# Task prompt
Please write the listing below out again exactly, leaving every picture behind.

# Stored data
────────────────

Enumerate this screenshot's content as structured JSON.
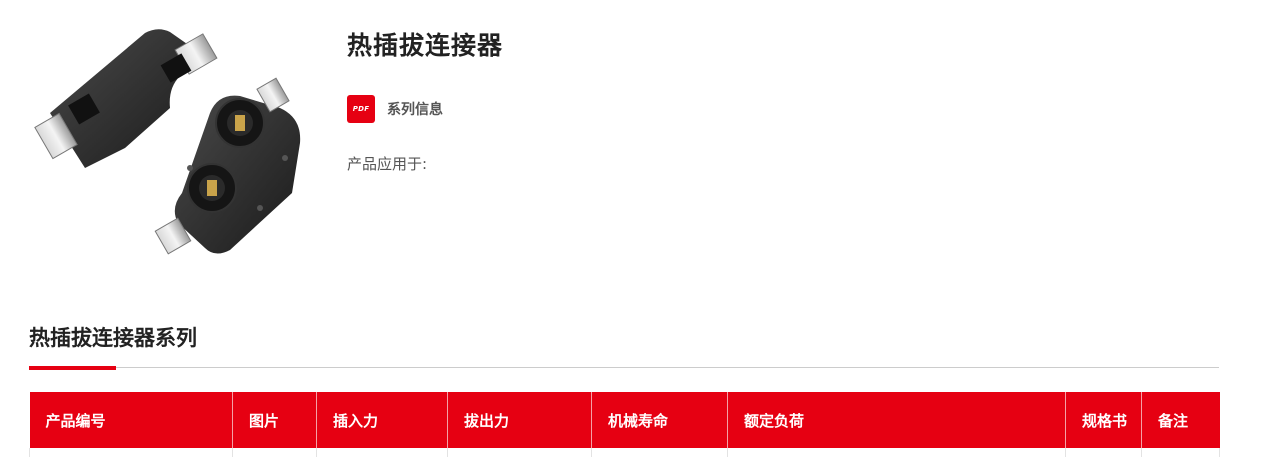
{
  "product": {
    "title": "热插拔连接器",
    "series_link": "系列信息",
    "pdf_icon_text": "PDF",
    "applied_label": "产品应用于:"
  },
  "section": {
    "title": "热插拔连接器系列"
  },
  "table": {
    "headers": [
      "产品编号",
      "图片",
      "插入力",
      "拔出力",
      "机械寿命",
      "额定负荷",
      "规格书",
      "备注"
    ]
  },
  "colors": {
    "accent": "#e60012"
  }
}
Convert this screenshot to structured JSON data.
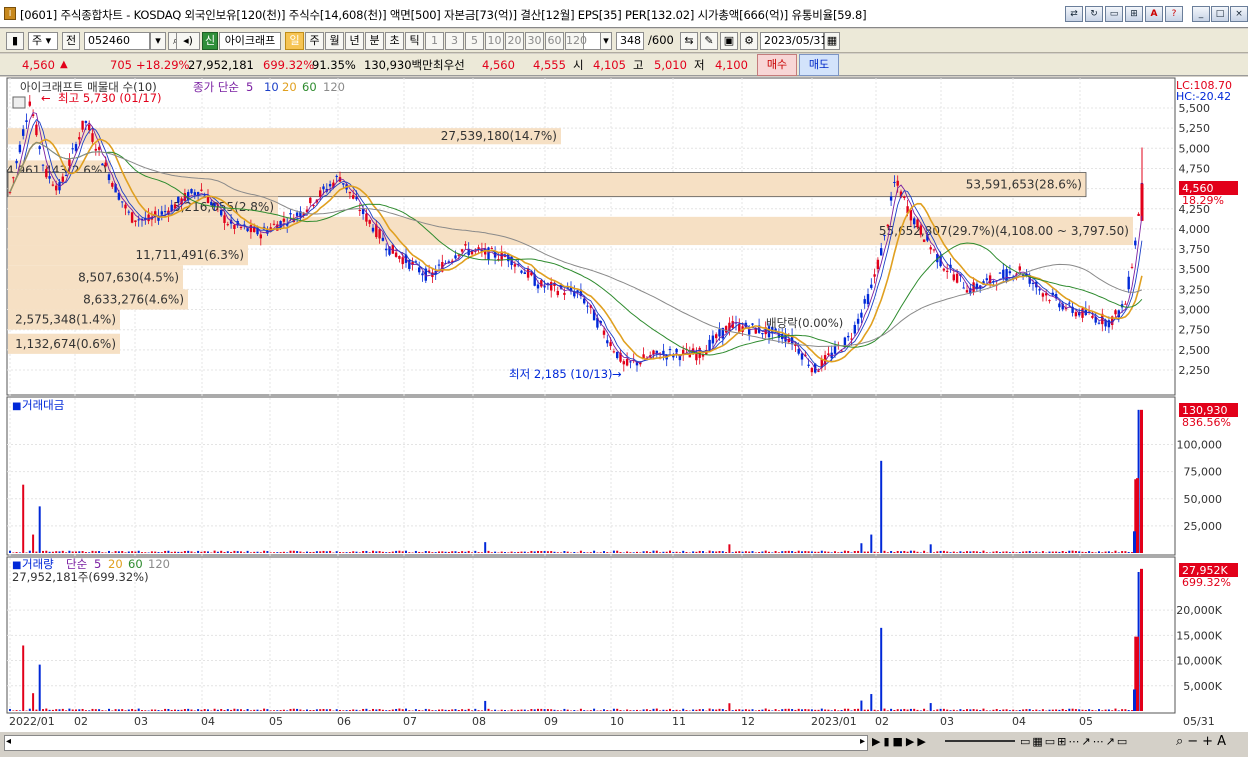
{
  "window": {
    "title": "[0601] 주식종합차트 - KOSDAQ 외국인보유[120(천)] 주식수[14,608(천)] 액면[500] 자본금[73(억)] 결산[12월] EPS[35] PER[132.02] 시가총액[666(억)] 유통비율[59.8]",
    "icon": "app-icon"
  },
  "toolbar": {
    "period_select": "주",
    "prev": "전",
    "code": "052460",
    "stock_name": "아이크래프",
    "stock_badge": "신",
    "units": [
      "일",
      "주",
      "월",
      "년",
      "분",
      "초",
      "틱"
    ],
    "active_unit": "일",
    "intervals": [
      "1",
      "3",
      "5",
      "10",
      "20",
      "30",
      "60",
      "120"
    ],
    "count": "348",
    "count_total": "/600",
    "date": "2023/05/31"
  },
  "quote": {
    "price": "4,560",
    "arrow": "▲",
    "change": "705",
    "change_pct": "+18.29%",
    "volume": "27,952,181",
    "vol_ratio": "699.32%",
    "strength": "91.35%",
    "amount": "130,930백만",
    "best_label": "최우선",
    "ask": "4,560",
    "bid": "4,555",
    "open_label": "시",
    "open": "4,105",
    "high_label": "고",
    "high": "5,010",
    "low_label": "저",
    "low": "4,100",
    "buy": "매수",
    "sell": "매도"
  },
  "price_panel": {
    "legend_title": "아이크래프트 매물대 수(10)",
    "legend_ma": "종가 단순",
    "ma_periods": [
      "5",
      "10",
      "20",
      "60",
      "120"
    ],
    "lc": "LC:108.70",
    "hc": "HC:-20.42",
    "high_note": "최고 5,730 (01/17)",
    "low_note": "최저 2,185 (10/13)",
    "dividend_note": "배당락(0.00%)",
    "current_price": "4,560",
    "current_pct": "18.29%",
    "y_ticks": [
      "5,500",
      "5,250",
      "5,000",
      "4,750",
      "4,500",
      "4,250",
      "4,000",
      "3,750",
      "3,500",
      "3,250",
      "3,000",
      "2,750",
      "2,500",
      "2,250"
    ],
    "volume_profile": [
      {
        "label": "27,539,180(14.7%)"
      },
      {
        "label": "4,961,443(2.6%)"
      },
      {
        "label": "53,591,653(28.6%)"
      },
      {
        "label": "5,216,055(2.8%)"
      },
      {
        "label": "55,652,807(29.7%)(4,108.00 ~ 3,797.50)"
      },
      {
        "label": "11,711,491(6.3%)"
      },
      {
        "label": "8,507,630(4.5%)"
      },
      {
        "label": "8,633,276(4.6%)"
      },
      {
        "label": "2,575,348(1.4%)"
      },
      {
        "label": "1,132,674(0.6%)"
      }
    ]
  },
  "amount_panel": {
    "title": "거래대금",
    "current": "130,930",
    "pct": "836.56%",
    "y_ticks": [
      "100,000",
      "75,000",
      "50,000",
      "25,000"
    ]
  },
  "volume_panel": {
    "title": "거래량",
    "ma_label": "단순",
    "ma_periods": [
      "5",
      "20",
      "60",
      "120"
    ],
    "value_line": "27,952,181주(699.32%)",
    "current": "27,952K",
    "pct": "699.32%",
    "y_ticks": [
      "20,000K",
      "15,000K",
      "10,000K",
      "5,000K"
    ]
  },
  "x_axis": [
    "2022/01",
    "02",
    "03",
    "04",
    "05",
    "06",
    "07",
    "08",
    "09",
    "10",
    "11",
    "12",
    "2023/01",
    "02",
    "03",
    "04",
    "05"
  ],
  "x_end": "05/31",
  "colors": {
    "up": "#e2001a",
    "down": "#0028d8",
    "ma5": "#7a1fa2",
    "ma10": "#1b3fc7",
    "ma20": "#e0a020",
    "ma60": "#2e8b2e",
    "ma120": "#8a8a8a",
    "profile": "#f6e0c4"
  }
}
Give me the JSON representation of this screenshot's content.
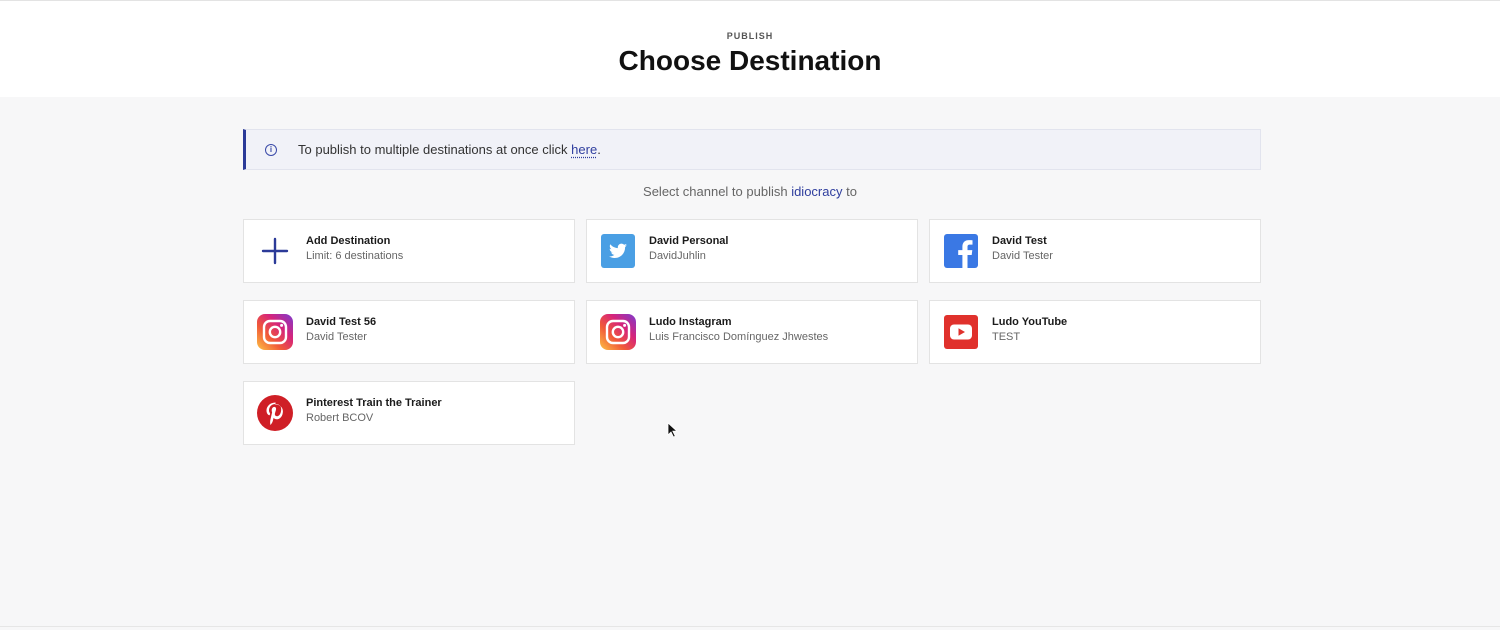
{
  "header": {
    "eyebrow": "PUBLISH",
    "title": "Choose Destination"
  },
  "banner": {
    "text_before": "To publish to multiple destinations at once click ",
    "link_text": "here",
    "text_after": ".",
    "icon": "info-icon"
  },
  "subtitle": {
    "prefix": "Select channel to publish ",
    "project": "idiocracy",
    "suffix": " to"
  },
  "destinations": [
    {
      "name": "Add Destination",
      "sub": "Limit: 6 destinations",
      "icon": "plus-icon"
    },
    {
      "name": "David Personal",
      "sub": "DavidJuhlin",
      "icon": "twitter-icon"
    },
    {
      "name": "David Test",
      "sub": "David Tester",
      "icon": "facebook-icon"
    },
    {
      "name": "David Test 56",
      "sub": "David Tester",
      "icon": "instagram-icon"
    },
    {
      "name": "Ludo Instagram",
      "sub": "Luis Francisco Domínguez Jhwestes",
      "icon": "instagram-icon"
    },
    {
      "name": "Ludo YouTube",
      "sub": "TEST",
      "icon": "youtube-icon"
    },
    {
      "name": "Pinterest Train the Trainer",
      "sub": "Robert BCOV",
      "icon": "pinterest-icon"
    }
  ],
  "colors": {
    "accent": "#2b3a98",
    "twitter": "#4a9fe4",
    "facebook": "#3a78e4",
    "youtube": "#e0312c",
    "pinterest": "#cf1f26"
  }
}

────────────────

# Answer for the task
Enumerate this screenshot's content as structured JSON.
{
  "product": {
    "title": "热插拔连接器",
    "series_link": "系列信息",
    "pdf_icon_text": "PDF",
    "applied_label": "产品应用于:"
  },
  "section": {
    "title": "热插拔连接器系列"
  },
  "table": {
    "headers": [
      "产品编号",
      "图片",
      "插入力",
      "拔出力",
      "机械寿命",
      "额定负荷",
      "规格书",
      "备注"
    ]
  },
  "colors": {
    "accent": "#e60012"
  }
}
Convert this screenshot to structured JSON data.
{
  "window": {
    "title": "[0601] 주식종합차트 - KOSDAQ 외국인보유[120(천)] 주식수[14,608(천)] 액면[500] 자본금[73(억)] 결산[12월] EPS[35] PER[132.02] 시가총액[666(억)] 유통비율[59.8]",
    "icon": "app-icon"
  },
  "toolbar": {
    "period_select": "주",
    "prev": "전",
    "code": "052460",
    "stock_name": "아이크래프",
    "stock_badge": "신",
    "units": [
      "일",
      "주",
      "월",
      "년",
      "분",
      "초",
      "틱"
    ],
    "active_unit": "일",
    "intervals": [
      "1",
      "3",
      "5",
      "10",
      "20",
      "30",
      "60",
      "120"
    ],
    "count": "348",
    "count_total": "/600",
    "date": "2023/05/31"
  },
  "quote": {
    "price": "4,560",
    "arrow": "▲",
    "change": "705",
    "change_pct": "+18.29%",
    "volume": "27,952,181",
    "vol_ratio": "699.32%",
    "strength": "91.35%",
    "amount": "130,930백만",
    "best_label": "최우선",
    "ask": "4,560",
    "bid": "4,555",
    "open_label": "시",
    "open": "4,105",
    "high_label": "고",
    "high": "5,010",
    "low_label": "저",
    "low": "4,100",
    "buy": "매수",
    "sell": "매도"
  },
  "price_panel": {
    "legend_title": "아이크래프트 매물대 수(10)",
    "legend_ma": "종가 단순",
    "ma_periods": [
      "5",
      "10",
      "20",
      "60",
      "120"
    ],
    "lc": "LC:108.70",
    "hc": "HC:-20.42",
    "high_note": "최고 5,730 (01/17)",
    "low_note": "최저 2,185 (10/13)",
    "dividend_note": "배당락(0.00%)",
    "current_price": "4,560",
    "current_pct": "18.29%",
    "y_ticks": [
      "5,500",
      "5,250",
      "5,000",
      "4,750",
      "4,500",
      "4,250",
      "4,000",
      "3,750",
      "3,500",
      "3,250",
      "3,000",
      "2,750",
      "2,500",
      "2,250"
    ],
    "volume_profile": [
      {
        "label": "27,539,180(14.7%)"
      },
      {
        "label": "4,961,443(2.6%)"
      },
      {
        "label": "53,591,653(28.6%)"
      },
      {
        "label": "5,216,055(2.8%)"
      },
      {
        "label": "55,652,807(29.7%)(4,108.00 ~ 3,797.50)"
      },
      {
        "label": "11,711,491(6.3%)"
      },
      {
        "label": "8,507,630(4.5%)"
      },
      {
        "label": "8,633,276(4.6%)"
      },
      {
        "label": "2,575,348(1.4%)"
      },
      {
        "label": "1,132,674(0.6%)"
      }
    ]
  },
  "amount_panel": {
    "title": "거래대금",
    "current": "130,930",
    "pct": "836.56%",
    "y_ticks": [
      "100,000",
      "75,000",
      "50,000",
      "25,000"
    ]
  },
  "volume_panel": {
    "title": "거래량",
    "ma_label": "단순",
    "ma_periods": [
      "5",
      "20",
      "60",
      "120"
    ],
    "value_line": "27,952,181주(699.32%)",
    "current": "27,952K",
    "pct": "699.32%",
    "y_ticks": [
      "20,000K",
      "15,000K",
      "10,000K",
      "5,000K"
    ]
  },
  "x_axis": [
    "2022/01",
    "02",
    "03",
    "04",
    "05",
    "06",
    "07",
    "08",
    "09",
    "10",
    "11",
    "12",
    "2023/01",
    "02",
    "03",
    "04",
    "05"
  ],
  "x_end": "05/31",
  "colors": {
    "up": "#e2001a",
    "down": "#0028d8",
    "ma5": "#7a1fa2",
    "ma10": "#1b3fc7",
    "ma20": "#e0a020",
    "ma60": "#2e8b2e",
    "ma120": "#8a8a8a",
    "profile": "#f6e0c4"
  }
}
Give me the JSON representation of this screenshot's content.
{
  "header": {
    "eyebrow": "PUBLISH",
    "title": "Choose Destination"
  },
  "banner": {
    "text_before": "To publish to multiple destinations at once click ",
    "link_text": "here",
    "text_after": ".",
    "icon": "info-icon"
  },
  "subtitle": {
    "prefix": "Select channel to publish ",
    "project": "idiocracy",
    "suffix": " to"
  },
  "destinations": [
    {
      "name": "Add Destination",
      "sub": "Limit: 6 destinations",
      "icon": "plus-icon"
    },
    {
      "name": "David Personal",
      "sub": "DavidJuhlin",
      "icon": "twitter-icon"
    },
    {
      "name": "David Test",
      "sub": "David Tester",
      "icon": "facebook-icon"
    },
    {
      "name": "David Test 56",
      "sub": "David Tester",
      "icon": "instagram-icon"
    },
    {
      "name": "Ludo Instagram",
      "sub": "Luis Francisco Domínguez Jhwestes",
      "icon": "instagram-icon"
    },
    {
      "name": "Ludo YouTube",
      "sub": "TEST",
      "icon": "youtube-icon"
    },
    {
      "name": "Pinterest Train the Trainer",
      "sub": "Robert BCOV",
      "icon": "pinterest-icon"
    }
  ],
  "colors": {
    "accent": "#2b3a98",
    "twitter": "#4a9fe4",
    "facebook": "#3a78e4",
    "youtube": "#e0312c",
    "pinterest": "#cf1f26"
  }
}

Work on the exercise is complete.